**EXERCISE OBJECTIVE**
Check each line of the listing below for the string "JSON", and copy the ones that have it.
══ DATA FOR THIS EXERCISE
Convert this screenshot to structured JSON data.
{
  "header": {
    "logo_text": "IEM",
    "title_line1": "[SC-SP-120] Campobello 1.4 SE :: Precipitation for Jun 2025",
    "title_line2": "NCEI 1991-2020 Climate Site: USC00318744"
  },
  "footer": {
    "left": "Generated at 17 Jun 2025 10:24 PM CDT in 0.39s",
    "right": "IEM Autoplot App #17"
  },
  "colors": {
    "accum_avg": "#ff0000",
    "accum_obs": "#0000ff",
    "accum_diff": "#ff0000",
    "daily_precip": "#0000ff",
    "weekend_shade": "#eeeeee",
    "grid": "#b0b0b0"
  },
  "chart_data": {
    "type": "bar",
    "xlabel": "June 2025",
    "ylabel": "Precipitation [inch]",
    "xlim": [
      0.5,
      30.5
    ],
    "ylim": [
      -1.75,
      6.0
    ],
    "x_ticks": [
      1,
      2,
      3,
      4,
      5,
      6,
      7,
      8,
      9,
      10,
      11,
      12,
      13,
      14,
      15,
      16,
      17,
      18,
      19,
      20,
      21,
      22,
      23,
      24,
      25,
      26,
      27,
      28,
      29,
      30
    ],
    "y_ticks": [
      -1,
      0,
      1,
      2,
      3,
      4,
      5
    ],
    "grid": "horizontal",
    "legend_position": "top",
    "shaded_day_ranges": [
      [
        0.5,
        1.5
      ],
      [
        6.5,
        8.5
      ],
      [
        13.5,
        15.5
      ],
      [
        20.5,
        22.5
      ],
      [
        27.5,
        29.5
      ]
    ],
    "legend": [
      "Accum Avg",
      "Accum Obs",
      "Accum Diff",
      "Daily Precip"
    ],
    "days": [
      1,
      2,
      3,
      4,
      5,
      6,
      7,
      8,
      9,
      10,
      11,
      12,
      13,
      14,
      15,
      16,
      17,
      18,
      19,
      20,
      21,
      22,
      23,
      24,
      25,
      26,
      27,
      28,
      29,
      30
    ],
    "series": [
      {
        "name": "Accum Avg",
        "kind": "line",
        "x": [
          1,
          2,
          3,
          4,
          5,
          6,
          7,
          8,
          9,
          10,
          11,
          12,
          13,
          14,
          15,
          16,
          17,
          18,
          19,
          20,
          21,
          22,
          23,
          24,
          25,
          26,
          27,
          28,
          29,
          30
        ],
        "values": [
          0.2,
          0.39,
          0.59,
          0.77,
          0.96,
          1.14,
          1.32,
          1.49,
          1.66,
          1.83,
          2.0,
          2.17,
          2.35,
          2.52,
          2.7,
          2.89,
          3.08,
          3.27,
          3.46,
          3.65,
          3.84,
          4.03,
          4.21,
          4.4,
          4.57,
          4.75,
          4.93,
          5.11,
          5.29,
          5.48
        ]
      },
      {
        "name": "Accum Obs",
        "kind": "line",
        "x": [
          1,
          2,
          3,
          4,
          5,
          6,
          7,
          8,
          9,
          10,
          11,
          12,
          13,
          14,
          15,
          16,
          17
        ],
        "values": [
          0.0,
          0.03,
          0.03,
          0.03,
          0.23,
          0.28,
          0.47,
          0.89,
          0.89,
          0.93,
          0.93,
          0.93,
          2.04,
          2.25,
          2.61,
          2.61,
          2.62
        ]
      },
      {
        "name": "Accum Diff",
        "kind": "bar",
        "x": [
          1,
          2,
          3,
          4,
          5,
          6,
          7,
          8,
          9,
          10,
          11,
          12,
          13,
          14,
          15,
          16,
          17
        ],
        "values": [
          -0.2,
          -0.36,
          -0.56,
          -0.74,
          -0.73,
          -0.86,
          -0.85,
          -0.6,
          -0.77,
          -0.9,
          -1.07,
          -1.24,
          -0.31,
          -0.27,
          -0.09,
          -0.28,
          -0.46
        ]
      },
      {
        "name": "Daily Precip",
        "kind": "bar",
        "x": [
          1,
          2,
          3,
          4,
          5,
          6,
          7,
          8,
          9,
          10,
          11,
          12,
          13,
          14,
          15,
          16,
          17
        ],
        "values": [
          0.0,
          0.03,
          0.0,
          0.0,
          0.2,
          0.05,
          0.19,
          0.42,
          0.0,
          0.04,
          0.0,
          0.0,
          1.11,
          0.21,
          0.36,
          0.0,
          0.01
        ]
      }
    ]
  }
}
════
══ DATA FOR THIS EXERCISE
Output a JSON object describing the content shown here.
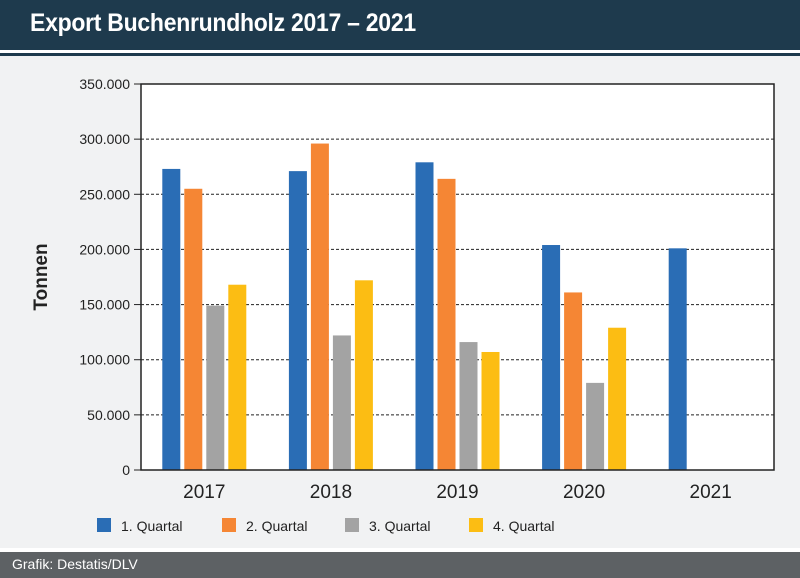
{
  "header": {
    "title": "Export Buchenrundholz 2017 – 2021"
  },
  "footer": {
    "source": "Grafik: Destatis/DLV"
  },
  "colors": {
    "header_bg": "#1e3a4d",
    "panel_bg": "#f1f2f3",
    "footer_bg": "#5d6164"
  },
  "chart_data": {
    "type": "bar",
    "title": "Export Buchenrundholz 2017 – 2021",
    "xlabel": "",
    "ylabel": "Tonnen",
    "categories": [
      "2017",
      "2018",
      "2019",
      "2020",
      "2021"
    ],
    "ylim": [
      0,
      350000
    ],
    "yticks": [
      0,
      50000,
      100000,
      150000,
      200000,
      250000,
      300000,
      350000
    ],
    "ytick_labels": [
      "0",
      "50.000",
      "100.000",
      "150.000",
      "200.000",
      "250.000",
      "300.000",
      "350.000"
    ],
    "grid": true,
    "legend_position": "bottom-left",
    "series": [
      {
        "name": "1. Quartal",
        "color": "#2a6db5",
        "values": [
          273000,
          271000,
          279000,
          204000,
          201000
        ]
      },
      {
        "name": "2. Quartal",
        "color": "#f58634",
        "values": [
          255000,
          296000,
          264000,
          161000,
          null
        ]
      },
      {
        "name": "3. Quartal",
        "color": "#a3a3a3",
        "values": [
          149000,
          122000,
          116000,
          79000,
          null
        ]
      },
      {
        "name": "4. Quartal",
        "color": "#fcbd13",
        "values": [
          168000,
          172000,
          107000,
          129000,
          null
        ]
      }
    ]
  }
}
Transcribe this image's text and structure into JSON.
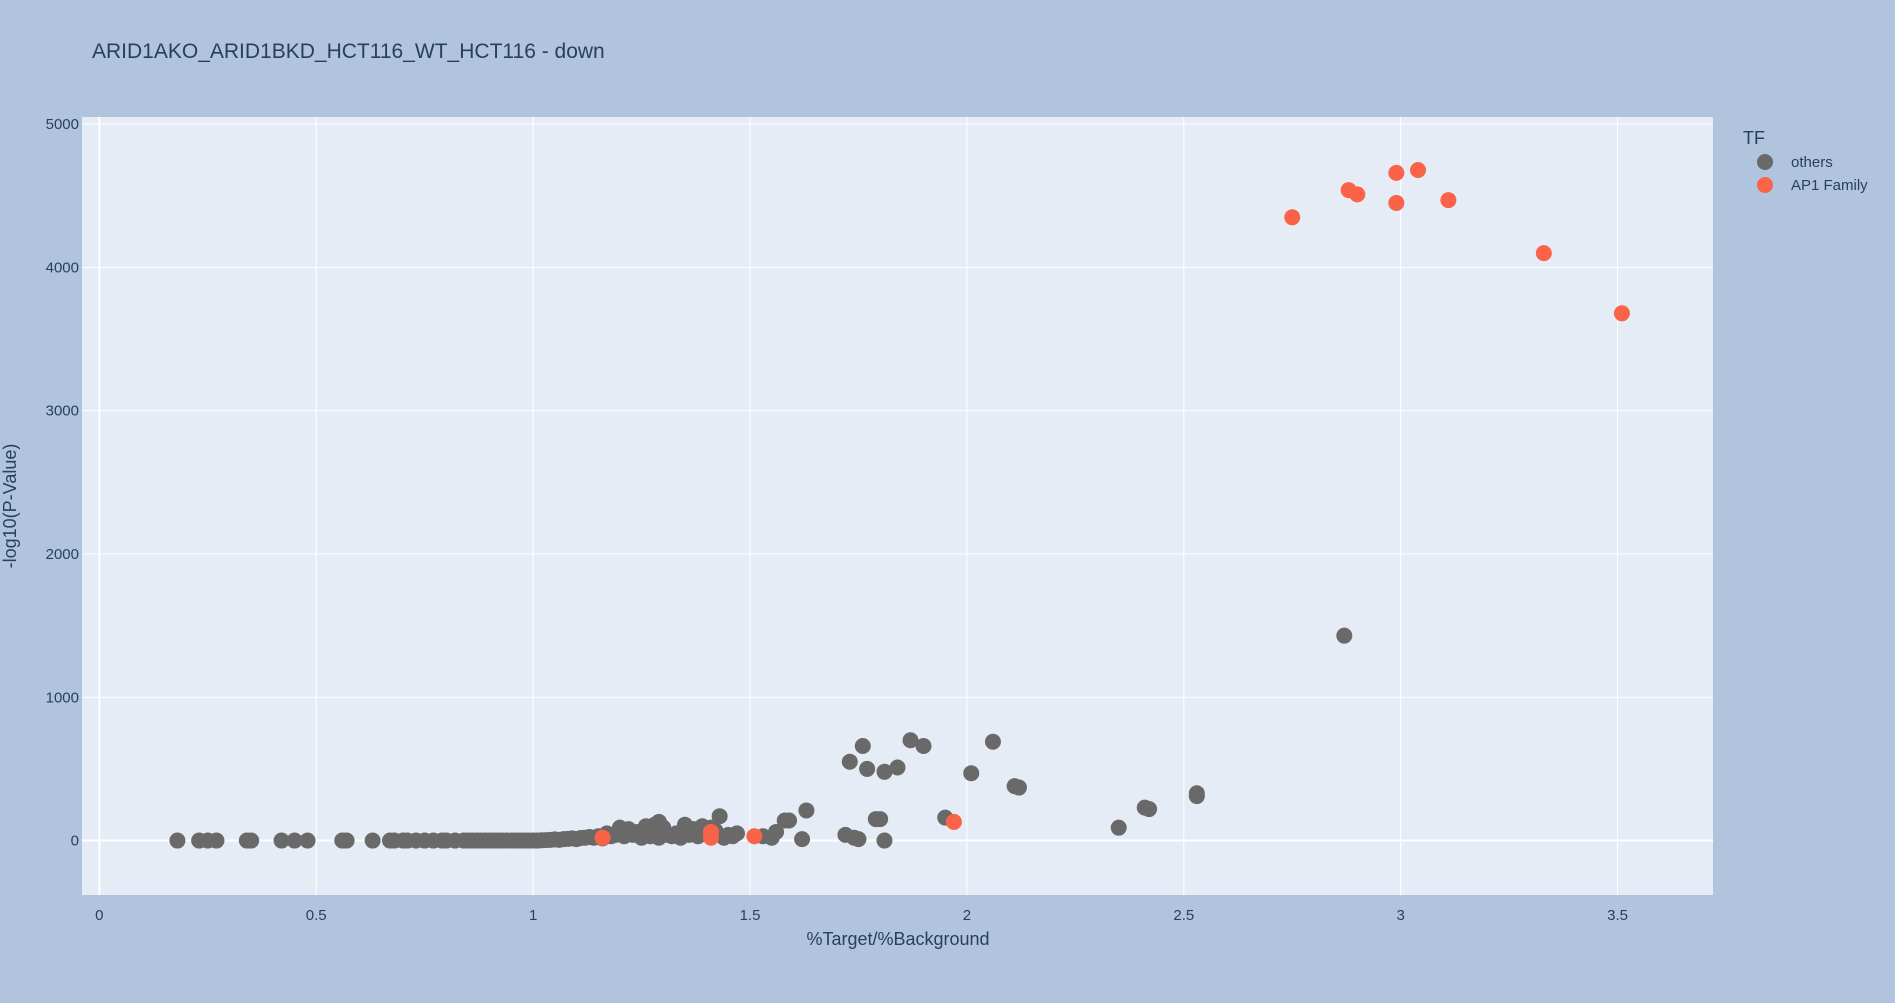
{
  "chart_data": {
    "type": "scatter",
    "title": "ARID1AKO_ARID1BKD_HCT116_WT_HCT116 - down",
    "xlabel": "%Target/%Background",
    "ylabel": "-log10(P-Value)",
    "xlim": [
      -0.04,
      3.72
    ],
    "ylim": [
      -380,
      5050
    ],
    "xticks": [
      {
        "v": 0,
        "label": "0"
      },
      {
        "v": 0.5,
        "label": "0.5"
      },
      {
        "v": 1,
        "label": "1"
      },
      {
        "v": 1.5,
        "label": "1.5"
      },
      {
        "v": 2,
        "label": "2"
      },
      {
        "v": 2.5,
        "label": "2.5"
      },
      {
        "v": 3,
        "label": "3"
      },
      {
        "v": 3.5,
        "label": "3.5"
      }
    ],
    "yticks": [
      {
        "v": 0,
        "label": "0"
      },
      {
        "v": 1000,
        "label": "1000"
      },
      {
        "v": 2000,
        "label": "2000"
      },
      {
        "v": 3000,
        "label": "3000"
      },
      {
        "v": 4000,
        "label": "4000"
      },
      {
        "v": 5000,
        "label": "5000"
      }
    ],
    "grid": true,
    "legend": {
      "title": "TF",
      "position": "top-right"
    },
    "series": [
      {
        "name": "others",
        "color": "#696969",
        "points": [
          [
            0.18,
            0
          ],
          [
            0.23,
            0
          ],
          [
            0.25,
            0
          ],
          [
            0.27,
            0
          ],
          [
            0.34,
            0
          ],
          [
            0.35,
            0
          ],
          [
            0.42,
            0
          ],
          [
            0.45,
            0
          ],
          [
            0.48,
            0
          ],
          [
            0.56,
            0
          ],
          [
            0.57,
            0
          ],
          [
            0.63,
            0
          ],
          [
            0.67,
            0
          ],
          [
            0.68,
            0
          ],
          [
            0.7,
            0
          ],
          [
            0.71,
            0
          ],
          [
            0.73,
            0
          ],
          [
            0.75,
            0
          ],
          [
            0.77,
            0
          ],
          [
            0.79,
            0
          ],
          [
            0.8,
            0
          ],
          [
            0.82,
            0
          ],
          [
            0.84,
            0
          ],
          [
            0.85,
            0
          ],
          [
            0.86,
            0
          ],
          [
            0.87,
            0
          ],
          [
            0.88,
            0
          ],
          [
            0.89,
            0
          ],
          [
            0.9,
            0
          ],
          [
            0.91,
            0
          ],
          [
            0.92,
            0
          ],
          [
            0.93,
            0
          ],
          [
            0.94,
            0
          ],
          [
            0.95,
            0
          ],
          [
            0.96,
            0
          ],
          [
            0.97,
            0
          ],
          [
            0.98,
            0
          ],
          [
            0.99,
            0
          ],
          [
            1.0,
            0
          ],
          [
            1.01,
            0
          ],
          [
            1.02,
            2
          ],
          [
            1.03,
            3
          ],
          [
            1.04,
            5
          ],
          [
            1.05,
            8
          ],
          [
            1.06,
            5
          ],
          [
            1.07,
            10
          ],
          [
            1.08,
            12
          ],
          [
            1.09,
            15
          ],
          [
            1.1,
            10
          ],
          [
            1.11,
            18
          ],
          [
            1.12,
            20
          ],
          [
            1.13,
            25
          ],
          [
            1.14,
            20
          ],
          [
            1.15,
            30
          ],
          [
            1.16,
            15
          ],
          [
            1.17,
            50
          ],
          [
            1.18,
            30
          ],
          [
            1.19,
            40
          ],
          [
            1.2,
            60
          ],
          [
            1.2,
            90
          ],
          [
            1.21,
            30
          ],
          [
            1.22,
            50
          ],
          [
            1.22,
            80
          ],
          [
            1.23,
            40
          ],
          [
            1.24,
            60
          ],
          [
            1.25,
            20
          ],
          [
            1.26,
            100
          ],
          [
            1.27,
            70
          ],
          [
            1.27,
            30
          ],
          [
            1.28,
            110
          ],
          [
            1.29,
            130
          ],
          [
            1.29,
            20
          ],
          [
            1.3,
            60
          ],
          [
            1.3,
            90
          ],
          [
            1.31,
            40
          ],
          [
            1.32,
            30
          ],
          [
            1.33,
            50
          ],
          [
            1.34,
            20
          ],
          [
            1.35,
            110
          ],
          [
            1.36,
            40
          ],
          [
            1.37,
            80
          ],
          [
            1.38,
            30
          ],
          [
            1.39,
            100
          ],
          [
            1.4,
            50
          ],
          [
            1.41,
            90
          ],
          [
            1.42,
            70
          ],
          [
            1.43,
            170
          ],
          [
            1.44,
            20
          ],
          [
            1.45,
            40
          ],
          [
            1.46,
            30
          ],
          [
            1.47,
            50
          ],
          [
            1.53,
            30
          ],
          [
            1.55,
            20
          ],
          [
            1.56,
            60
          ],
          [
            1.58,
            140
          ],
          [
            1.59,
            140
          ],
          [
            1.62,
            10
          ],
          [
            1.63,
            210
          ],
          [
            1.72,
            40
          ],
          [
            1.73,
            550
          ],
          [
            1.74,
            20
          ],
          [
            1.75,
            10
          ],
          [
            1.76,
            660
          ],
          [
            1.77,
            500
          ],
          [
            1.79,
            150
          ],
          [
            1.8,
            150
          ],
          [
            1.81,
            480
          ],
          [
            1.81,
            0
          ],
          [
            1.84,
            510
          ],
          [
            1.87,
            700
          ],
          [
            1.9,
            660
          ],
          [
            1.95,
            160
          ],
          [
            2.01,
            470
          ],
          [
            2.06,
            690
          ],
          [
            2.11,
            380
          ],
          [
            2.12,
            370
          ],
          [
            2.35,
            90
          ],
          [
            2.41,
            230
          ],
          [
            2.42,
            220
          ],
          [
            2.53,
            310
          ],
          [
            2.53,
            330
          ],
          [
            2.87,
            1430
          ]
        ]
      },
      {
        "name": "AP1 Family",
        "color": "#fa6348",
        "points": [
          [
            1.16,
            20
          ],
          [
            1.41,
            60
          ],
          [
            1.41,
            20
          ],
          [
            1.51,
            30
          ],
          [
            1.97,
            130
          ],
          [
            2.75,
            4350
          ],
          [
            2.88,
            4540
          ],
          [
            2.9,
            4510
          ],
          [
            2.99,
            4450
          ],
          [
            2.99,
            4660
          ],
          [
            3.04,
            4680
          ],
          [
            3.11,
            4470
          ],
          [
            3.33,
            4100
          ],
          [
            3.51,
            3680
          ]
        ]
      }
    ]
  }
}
════
**REPLY**
Convert this screenshot to structured JSON data.
Output a JSON object describing the content shown here.
Transcribe this image's text and structure into JSON.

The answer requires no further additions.